→ EXERCISE OBJECTIVE
Copy out the data exactly, leaving the pictures behind.

→ Extracted data entries
-*-*-

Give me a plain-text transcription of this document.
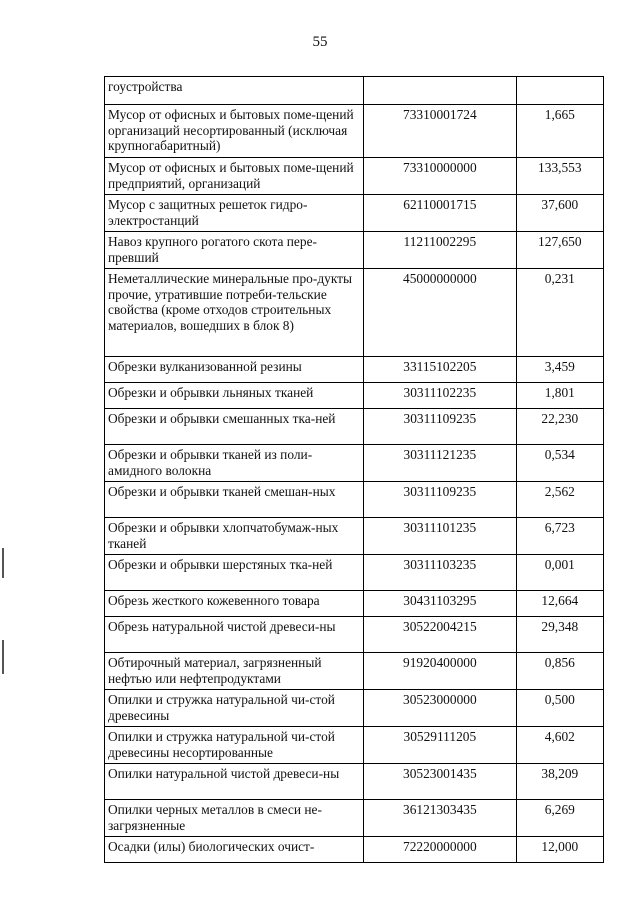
55
гоустройства		
Мусор от офисных и бытовых поме-щений организаций несортированный (исключая крупногабаритный)	73310001724	1,665
Мусор от офисных и бытовых поме-щений предприятий, организаций	73310000000	133,553
Мусор с защитных решеток гидро-электростанций	62110001715	37,600
Навоз крупного рогатого скота пере-превший	11211002295	127,650
Неметаллические минеральные про-дукты прочие, утратившие потреби-тельские свойства (кроме отходов строительных материалов, вошедших в блок 8)	45000000000	0,231
Обрезки вулканизованной резины	33115102205	3,459
Обрезки и обрывки льняных тканей	30311102235	1,801
Обрезки и обрывки смешанных тка-ней	30311109235	22,230
Обрезки и обрывки тканей из поли-амидного волокна	30311121235	0,534
Обрезки и обрывки тканей смешан-ных	30311109235	2,562
Обрезки и обрывки хлопчатобумаж-ных тканей	30311101235	6,723
Обрезки и обрывки шерстяных тка-ней	30311103235	0,001
Обрезь жесткого кожевенного товара	30431103295	12,664
Обрезь натуральной чистой древеси-ны	30522004215	29,348
Обтирочный материал, загрязненный нефтью или нефтепродуктами	91920400000	0,856
Опилки и стружка натуральной чи-стой древесины	30523000000	0,500
Опилки и стружка натуральной чи-стой древесины несортированные	30529111205	4,602
Опилки натуральной чистой древеси-ны	30523001435	38,209
Опилки черных металлов в смеси не-загрязненные	36121303435	6,269
Осадки (илы) биологических очист-	72220000000	12,000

-*-*-

→ TASK RESPONSE
Give me a plain-text transcription of this document.
55
гоустройства		
Мусор от офисных и бытовых поме-щений организаций несортированный (исключая крупногабаритный)	73310001724	1,665
Мусор от офисных и бытовых поме-щений предприятий, организаций	73310000000	133,553
Мусор с защитных решеток гидро-электростанций	62110001715	37,600
Навоз крупного рогатого скота пере-превший	11211002295	127,650
Неметаллические минеральные про-дукты прочие, утратившие потреби-тельские свойства (кроме отходов строительных материалов, вошедших в блок 8)	45000000000	0,231
Обрезки вулканизованной резины	33115102205	3,459
Обрезки и обрывки льняных тканей	30311102235	1,801
Обрезки и обрывки смешанных тка-ней	30311109235	22,230
Обрезки и обрывки тканей из поли-амидного волокна	30311121235	0,534
Обрезки и обрывки тканей смешан-ных	30311109235	2,562
Обрезки и обрывки хлопчатобумаж-ных тканей	30311101235	6,723
Обрезки и обрывки шерстяных тка-ней	30311103235	0,001
Обрезь жесткого кожевенного товара	30431103295	12,664
Обрезь натуральной чистой древеси-ны	30522004215	29,348
Обтирочный материал, загрязненный нефтью или нефтепродуктами	91920400000	0,856
Опилки и стружка натуральной чи-стой древесины	30523000000	0,500
Опилки и стружка натуральной чи-стой древесины несортированные	30529111205	4,602
Опилки натуральной чистой древеси-ны	30523001435	38,209
Опилки черных металлов в смеси не-загрязненные	36121303435	6,269
Осадки (илы) биологических очист-	72220000000	12,000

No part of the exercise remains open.